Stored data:
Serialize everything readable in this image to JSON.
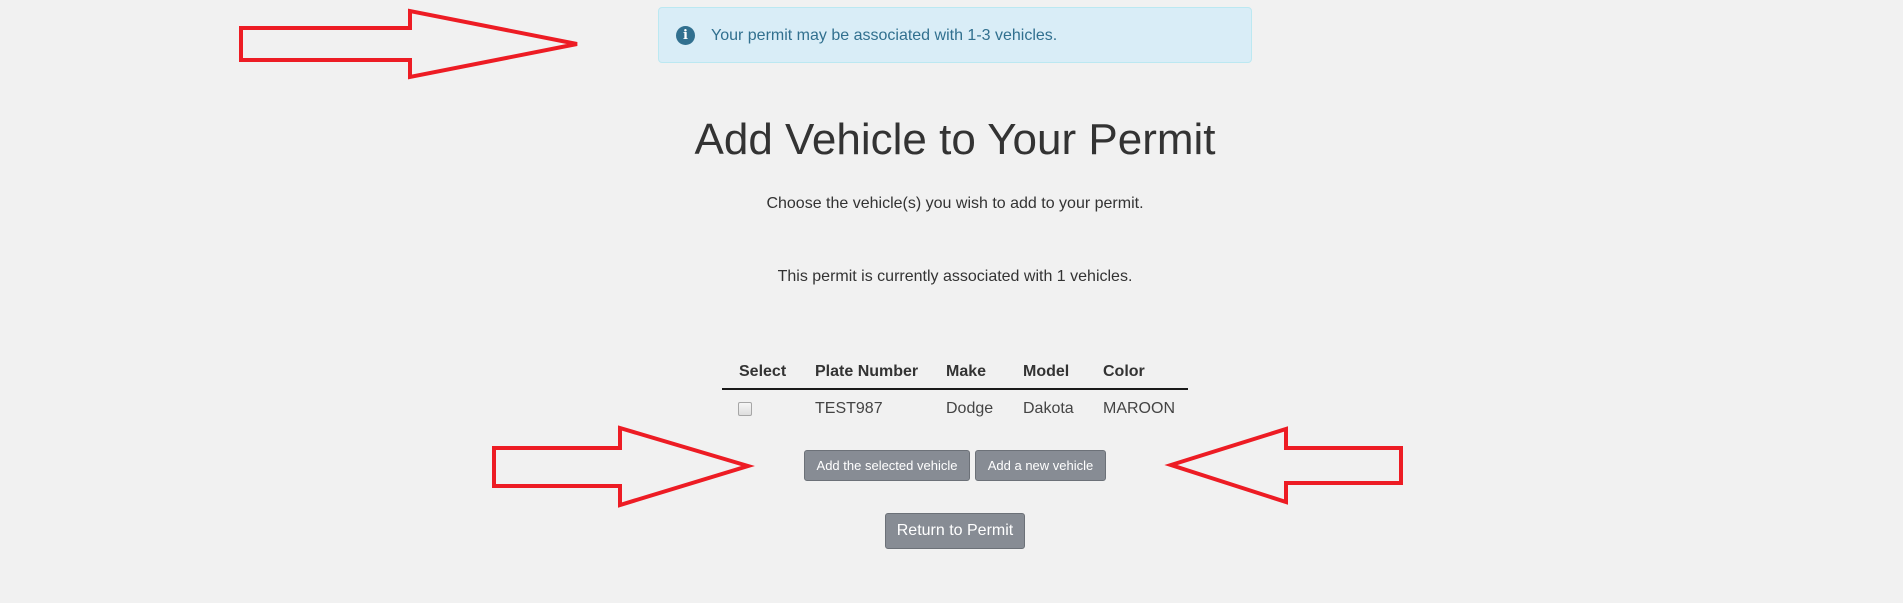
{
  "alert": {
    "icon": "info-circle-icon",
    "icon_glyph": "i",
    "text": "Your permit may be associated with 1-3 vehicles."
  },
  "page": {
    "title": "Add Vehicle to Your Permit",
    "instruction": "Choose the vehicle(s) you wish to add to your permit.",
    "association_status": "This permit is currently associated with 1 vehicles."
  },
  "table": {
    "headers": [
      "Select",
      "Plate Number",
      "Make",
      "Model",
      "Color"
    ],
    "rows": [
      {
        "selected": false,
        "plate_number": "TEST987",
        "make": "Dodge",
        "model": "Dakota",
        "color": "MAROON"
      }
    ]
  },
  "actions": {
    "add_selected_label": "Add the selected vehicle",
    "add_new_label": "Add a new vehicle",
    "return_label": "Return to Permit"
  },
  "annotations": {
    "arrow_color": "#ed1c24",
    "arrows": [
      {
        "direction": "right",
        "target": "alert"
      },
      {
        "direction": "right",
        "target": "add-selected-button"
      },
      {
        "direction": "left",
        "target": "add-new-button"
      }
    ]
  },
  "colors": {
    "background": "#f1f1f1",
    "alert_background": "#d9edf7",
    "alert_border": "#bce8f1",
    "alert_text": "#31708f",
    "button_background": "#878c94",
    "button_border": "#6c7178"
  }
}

* PROBLEM DESCRIPTION: From start to finish, output the listing exactly, but omit its pictures.

* FULL RESPONSE:
Serialize everything readable in this image to JSON.
{
  "alert": {
    "icon": "info-circle-icon",
    "icon_glyph": "i",
    "text": "Your permit may be associated with 1-3 vehicles."
  },
  "page": {
    "title": "Add Vehicle to Your Permit",
    "instruction": "Choose the vehicle(s) you wish to add to your permit.",
    "association_status": "This permit is currently associated with 1 vehicles."
  },
  "table": {
    "headers": [
      "Select",
      "Plate Number",
      "Make",
      "Model",
      "Color"
    ],
    "rows": [
      {
        "selected": false,
        "plate_number": "TEST987",
        "make": "Dodge",
        "model": "Dakota",
        "color": "MAROON"
      }
    ]
  },
  "actions": {
    "add_selected_label": "Add the selected vehicle",
    "add_new_label": "Add a new vehicle",
    "return_label": "Return to Permit"
  },
  "annotations": {
    "arrow_color": "#ed1c24",
    "arrows": [
      {
        "direction": "right",
        "target": "alert"
      },
      {
        "direction": "right",
        "target": "add-selected-button"
      },
      {
        "direction": "left",
        "target": "add-new-button"
      }
    ]
  },
  "colors": {
    "background": "#f1f1f1",
    "alert_background": "#d9edf7",
    "alert_border": "#bce8f1",
    "alert_text": "#31708f",
    "button_background": "#878c94",
    "button_border": "#6c7178"
  }
}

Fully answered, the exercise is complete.